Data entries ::
▼

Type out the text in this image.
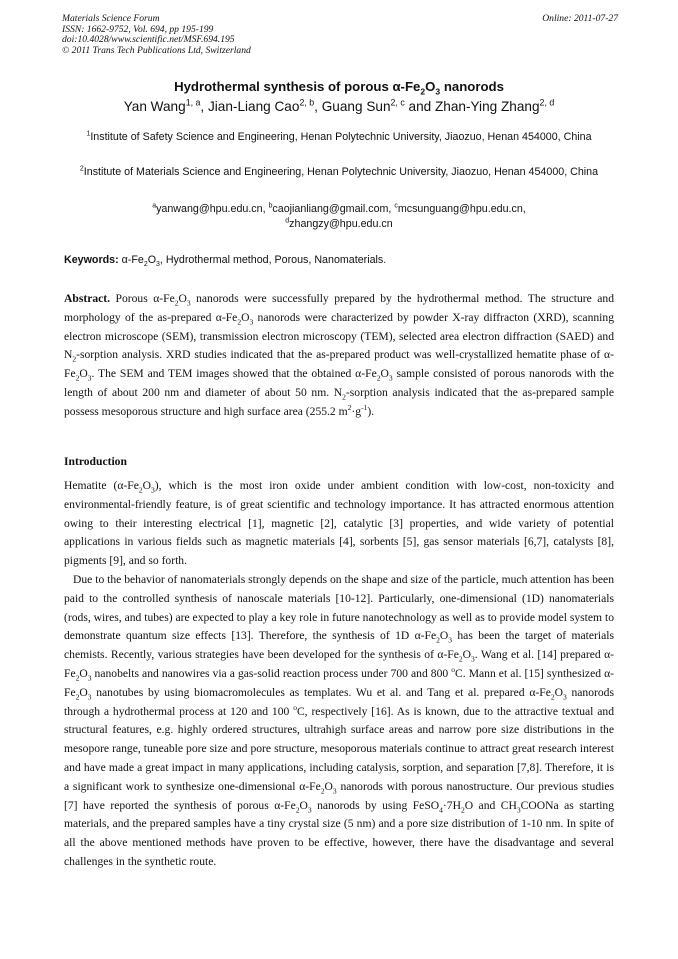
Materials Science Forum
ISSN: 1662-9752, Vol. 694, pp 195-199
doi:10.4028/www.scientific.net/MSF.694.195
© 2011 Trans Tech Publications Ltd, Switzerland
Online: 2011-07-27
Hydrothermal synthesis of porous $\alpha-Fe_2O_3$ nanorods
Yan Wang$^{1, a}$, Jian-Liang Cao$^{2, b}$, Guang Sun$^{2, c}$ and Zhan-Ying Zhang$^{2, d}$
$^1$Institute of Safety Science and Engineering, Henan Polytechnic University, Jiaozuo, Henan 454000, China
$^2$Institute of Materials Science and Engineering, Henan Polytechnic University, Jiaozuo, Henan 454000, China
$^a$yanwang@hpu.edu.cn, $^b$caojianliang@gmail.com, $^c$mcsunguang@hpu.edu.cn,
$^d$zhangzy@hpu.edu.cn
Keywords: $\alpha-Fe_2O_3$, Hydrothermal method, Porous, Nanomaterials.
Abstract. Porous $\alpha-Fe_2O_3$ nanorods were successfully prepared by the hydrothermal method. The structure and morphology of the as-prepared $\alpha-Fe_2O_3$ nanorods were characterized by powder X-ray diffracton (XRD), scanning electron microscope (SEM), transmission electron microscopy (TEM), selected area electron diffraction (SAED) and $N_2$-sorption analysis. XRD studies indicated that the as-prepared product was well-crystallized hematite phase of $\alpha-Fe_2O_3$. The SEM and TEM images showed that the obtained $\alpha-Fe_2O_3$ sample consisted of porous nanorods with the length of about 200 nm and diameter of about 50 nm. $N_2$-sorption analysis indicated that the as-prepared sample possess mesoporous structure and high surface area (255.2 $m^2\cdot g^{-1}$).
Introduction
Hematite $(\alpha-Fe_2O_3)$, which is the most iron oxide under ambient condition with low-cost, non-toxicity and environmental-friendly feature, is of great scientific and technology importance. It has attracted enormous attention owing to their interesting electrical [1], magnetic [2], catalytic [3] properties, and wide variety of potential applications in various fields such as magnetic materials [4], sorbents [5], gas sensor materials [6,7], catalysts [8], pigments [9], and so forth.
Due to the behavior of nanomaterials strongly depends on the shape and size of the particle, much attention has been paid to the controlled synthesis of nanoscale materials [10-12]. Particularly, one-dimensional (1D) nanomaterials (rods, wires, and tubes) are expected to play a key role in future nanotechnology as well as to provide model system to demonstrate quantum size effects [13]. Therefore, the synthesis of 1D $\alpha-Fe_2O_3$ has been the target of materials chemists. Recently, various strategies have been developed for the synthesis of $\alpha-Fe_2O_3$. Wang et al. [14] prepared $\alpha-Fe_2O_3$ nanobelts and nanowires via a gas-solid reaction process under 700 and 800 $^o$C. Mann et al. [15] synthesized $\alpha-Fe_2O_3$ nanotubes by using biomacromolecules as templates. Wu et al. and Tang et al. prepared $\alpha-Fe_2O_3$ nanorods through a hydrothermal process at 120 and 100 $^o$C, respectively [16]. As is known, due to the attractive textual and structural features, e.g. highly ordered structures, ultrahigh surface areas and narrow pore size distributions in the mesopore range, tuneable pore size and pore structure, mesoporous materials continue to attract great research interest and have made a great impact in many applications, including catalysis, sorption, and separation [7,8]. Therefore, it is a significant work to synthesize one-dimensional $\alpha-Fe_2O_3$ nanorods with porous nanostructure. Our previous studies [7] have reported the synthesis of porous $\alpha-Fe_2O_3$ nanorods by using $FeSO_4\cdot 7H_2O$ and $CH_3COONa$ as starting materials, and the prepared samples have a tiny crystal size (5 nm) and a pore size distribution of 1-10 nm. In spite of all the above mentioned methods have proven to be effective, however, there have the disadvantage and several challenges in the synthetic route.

▲

Exercise description :: Transcribe the whole listing, character for character, but not its images.

Result for this task ::
Type out the text in this image.
Materials Science Forum
ISSN: 1662-9752, Vol. 694, pp 195-199
doi:10.4028/www.scientific.net/MSF.694.195
© 2011 Trans Tech Publications Ltd, Switzerland
Online: 2011-07-27
Hydrothermal synthesis of porous $\alpha-Fe_2O_3$ nanorods
Yan Wang$^{1, a}$, Jian-Liang Cao$^{2, b}$, Guang Sun$^{2, c}$ and Zhan-Ying Zhang$^{2, d}$
$^1$Institute of Safety Science and Engineering, Henan Polytechnic University, Jiaozuo, Henan 454000, China
$^2$Institute of Materials Science and Engineering, Henan Polytechnic University, Jiaozuo, Henan 454000, China
$^a$yanwang@hpu.edu.cn, $^b$caojianliang@gmail.com, $^c$mcsunguang@hpu.edu.cn,
$^d$zhangzy@hpu.edu.cn
Keywords: $\alpha-Fe_2O_3$, Hydrothermal method, Porous, Nanomaterials.
Abstract. Porous $\alpha-Fe_2O_3$ nanorods were successfully prepared by the hydrothermal method. The structure and morphology of the as-prepared $\alpha-Fe_2O_3$ nanorods were characterized by powder X-ray diffracton (XRD), scanning electron microscope (SEM), transmission electron microscopy (TEM), selected area electron diffraction (SAED) and $N_2$-sorption analysis. XRD studies indicated that the as-prepared product was well-crystallized hematite phase of $\alpha-Fe_2O_3$. The SEM and TEM images showed that the obtained $\alpha-Fe_2O_3$ sample consisted of porous nanorods with the length of about 200 nm and diameter of about 50 nm. $N_2$-sorption analysis indicated that the as-prepared sample possess mesoporous structure and high surface area (255.2 $m^2\cdot g^{-1}$).
Introduction
Hematite $(\alpha-Fe_2O_3)$, which is the most iron oxide under ambient condition with low-cost, non-toxicity and environmental-friendly feature, is of great scientific and technology importance. It has attracted enormous attention owing to their interesting electrical [1], magnetic [2], catalytic [3] properties, and wide variety of potential applications in various fields such as magnetic materials [4], sorbents [5], gas sensor materials [6,7], catalysts [8], pigments [9], and so forth.
Due to the behavior of nanomaterials strongly depends on the shape and size of the particle, much attention has been paid to the controlled synthesis of nanoscale materials [10-12]. Particularly, one-dimensional (1D) nanomaterials (rods, wires, and tubes) are expected to play a key role in future nanotechnology as well as to provide model system to demonstrate quantum size effects [13]. Therefore, the synthesis of 1D $\alpha-Fe_2O_3$ has been the target of materials chemists. Recently, various strategies have been developed for the synthesis of $\alpha-Fe_2O_3$. Wang et al. [14] prepared $\alpha-Fe_2O_3$ nanobelts and nanowires via a gas-solid reaction process under 700 and 800 $^o$C. Mann et al. [15] synthesized $\alpha-Fe_2O_3$ nanotubes by using biomacromolecules as templates. Wu et al. and Tang et al. prepared $\alpha-Fe_2O_3$ nanorods through a hydrothermal process at 120 and 100 $^o$C, respectively [16]. As is known, due to the attractive textual and structural features, e.g. highly ordered structures, ultrahigh surface areas and narrow pore size distributions in the mesopore range, tuneable pore size and pore structure, mesoporous materials continue to attract great research interest and have made a great impact in many applications, including catalysis, sorption, and separation [7,8]. Therefore, it is a significant work to synthesize one-dimensional $\alpha-Fe_2O_3$ nanorods with porous nanostructure. Our previous studies [7] have reported the synthesis of porous $\alpha-Fe_2O_3$ nanorods by using $FeSO_4\cdot 7H_2O$ and $CH_3COONa$ as starting materials, and the prepared samples have a tiny crystal size (5 nm) and a pore size distribution of 1-10 nm. In spite of all the above mentioned methods have proven to be effective, however, there have the disadvantage and several challenges in the synthetic route.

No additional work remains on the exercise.